WHAT THIS TASK INVOLVES: With the images removed, repeat the data below exactly.

DATA PROVIDED:
═══

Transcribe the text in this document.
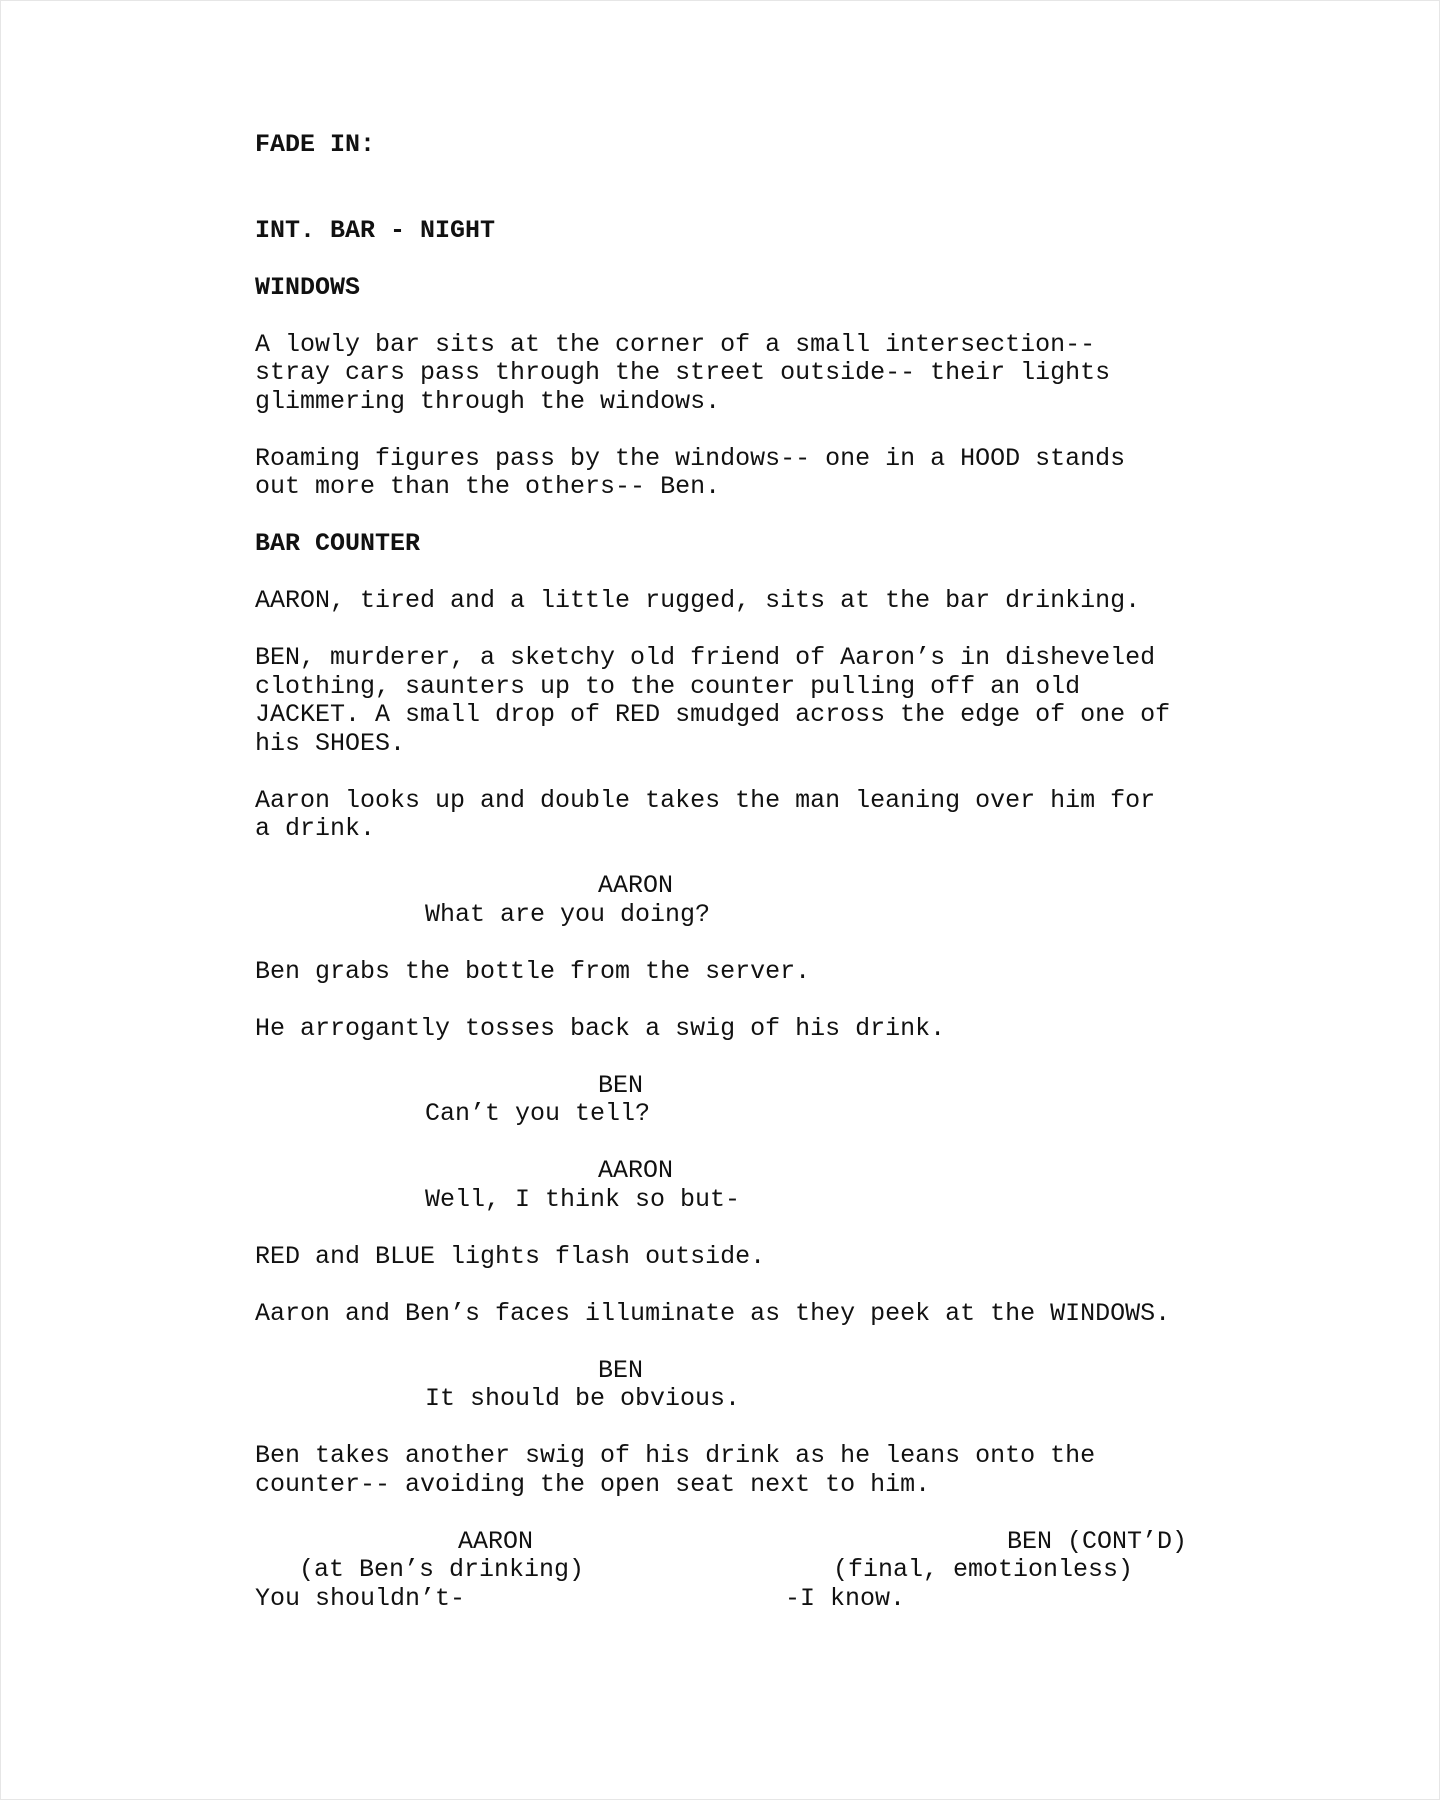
FADE IN:

INT. BAR - NIGHT

WINDOWS

A lowly bar sits at the corner of a small intersection--

stray cars pass through the street outside-- their lights

glimmering through the windows.

Roaming figures pass by the windows-- one in a HOOD stands

out more than the others-- Ben.

BAR COUNTER

AARON, tired and a little rugged, sits at the bar drinking.

BEN, murderer, a sketchy old friend of Aaron’s in disheveled

clothing, saunters up to the counter pulling off an old

JACKET. A small drop of RED smudged across the edge of one of

his SHOES.

Aaron looks up and double takes the man leaning over him for

a drink.

AARON

What are you doing?

Ben grabs the bottle from the server.

He arrogantly tosses back a swig of his drink.

BEN

Can’t you tell?

AARON

Well, I think so but-

RED and BLUE lights flash outside.

Aaron and Ben’s faces illuminate as they peek at the WINDOWS.

BEN

It should be obvious.

Ben takes another swig of his drink as he leans onto the

counter-- avoiding the open seat next to him.

AARON

(at Ben’s drinking)

You shouldn’t-

BEN (CONT’D)

(final, emotionless)

-I know.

═══

RESULT FOR THIS EXERCISE:
Transcribe the text in this document.
FADE IN:

INT. BAR - NIGHT

WINDOWS

A lowly bar sits at the corner of a small intersection--

stray cars pass through the street outside-- their lights

glimmering through the windows.

Roaming figures pass by the windows-- one in a HOOD stands

out more than the others-- Ben.

BAR COUNTER

AARON, tired and a little rugged, sits at the bar drinking.

BEN, murderer, a sketchy old friend of Aaron’s in disheveled

clothing, saunters up to the counter pulling off an old

JACKET. A small drop of RED smudged across the edge of one of

his SHOES.

Aaron looks up and double takes the man leaning over him for

a drink.

AARON

What are you doing?

Ben grabs the bottle from the server.

He arrogantly tosses back a swig of his drink.

BEN

Can’t you tell?

AARON

Well, I think so but-

RED and BLUE lights flash outside.

Aaron and Ben’s faces illuminate as they peek at the WINDOWS.

BEN

It should be obvious.

Ben takes another swig of his drink as he leans onto the

counter-- avoiding the open seat next to him.

AARON

(at Ben’s drinking)

You shouldn’t-

BEN (CONT’D)

(final, emotionless)

-I know.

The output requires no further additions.